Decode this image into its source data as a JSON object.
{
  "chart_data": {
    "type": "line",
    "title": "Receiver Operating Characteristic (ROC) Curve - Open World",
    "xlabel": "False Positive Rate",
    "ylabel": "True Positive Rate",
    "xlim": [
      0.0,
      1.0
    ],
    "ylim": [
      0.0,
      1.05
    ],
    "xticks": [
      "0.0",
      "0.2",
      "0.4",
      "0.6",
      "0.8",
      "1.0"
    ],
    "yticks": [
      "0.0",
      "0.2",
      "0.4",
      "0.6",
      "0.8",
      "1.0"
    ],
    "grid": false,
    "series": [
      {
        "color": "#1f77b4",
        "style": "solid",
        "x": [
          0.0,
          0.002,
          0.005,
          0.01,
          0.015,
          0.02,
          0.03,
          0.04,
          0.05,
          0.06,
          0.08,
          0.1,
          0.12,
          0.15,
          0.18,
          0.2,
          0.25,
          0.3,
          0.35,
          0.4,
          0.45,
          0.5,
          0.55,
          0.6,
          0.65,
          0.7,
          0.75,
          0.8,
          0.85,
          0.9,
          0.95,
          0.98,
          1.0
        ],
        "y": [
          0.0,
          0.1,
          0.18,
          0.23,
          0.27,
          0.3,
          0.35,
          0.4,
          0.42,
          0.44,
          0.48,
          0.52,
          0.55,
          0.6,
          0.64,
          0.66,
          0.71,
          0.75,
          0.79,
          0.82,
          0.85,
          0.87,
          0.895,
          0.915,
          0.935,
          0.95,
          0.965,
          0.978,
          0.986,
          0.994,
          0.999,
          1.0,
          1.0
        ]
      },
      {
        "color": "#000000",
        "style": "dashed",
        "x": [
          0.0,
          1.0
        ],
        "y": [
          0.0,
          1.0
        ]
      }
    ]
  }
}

□ □ □ □ □ □ □

#### Work required
Retype the records in full. Keep every line identical to the original.

#### Output for this task
Decode this image into its source data as a JSON object.
{
  "chart_data": {
    "type": "line",
    "title": "Receiver Operating Characteristic (ROC) Curve - Open World",
    "xlabel": "False Positive Rate",
    "ylabel": "True Positive Rate",
    "xlim": [
      0.0,
      1.0
    ],
    "ylim": [
      0.0,
      1.05
    ],
    "xticks": [
      "0.0",
      "0.2",
      "0.4",
      "0.6",
      "0.8",
      "1.0"
    ],
    "yticks": [
      "0.0",
      "0.2",
      "0.4",
      "0.6",
      "0.8",
      "1.0"
    ],
    "grid": false,
    "series": [
      {
        "color": "#1f77b4",
        "style": "solid",
        "x": [
          0.0,
          0.002,
          0.005,
          0.01,
          0.015,
          0.02,
          0.03,
          0.04,
          0.05,
          0.06,
          0.08,
          0.1,
          0.12,
          0.15,
          0.18,
          0.2,
          0.25,
          0.3,
          0.35,
          0.4,
          0.45,
          0.5,
          0.55,
          0.6,
          0.65,
          0.7,
          0.75,
          0.8,
          0.85,
          0.9,
          0.95,
          0.98,
          1.0
        ],
        "y": [
          0.0,
          0.1,
          0.18,
          0.23,
          0.27,
          0.3,
          0.35,
          0.4,
          0.42,
          0.44,
          0.48,
          0.52,
          0.55,
          0.6,
          0.64,
          0.66,
          0.71,
          0.75,
          0.79,
          0.82,
          0.85,
          0.87,
          0.895,
          0.915,
          0.935,
          0.95,
          0.965,
          0.978,
          0.986,
          0.994,
          0.999,
          1.0,
          1.0
        ]
      },
      {
        "color": "#000000",
        "style": "dashed",
        "x": [
          0.0,
          1.0
        ],
        "y": [
          0.0,
          1.0
        ]
      }
    ]
  }
}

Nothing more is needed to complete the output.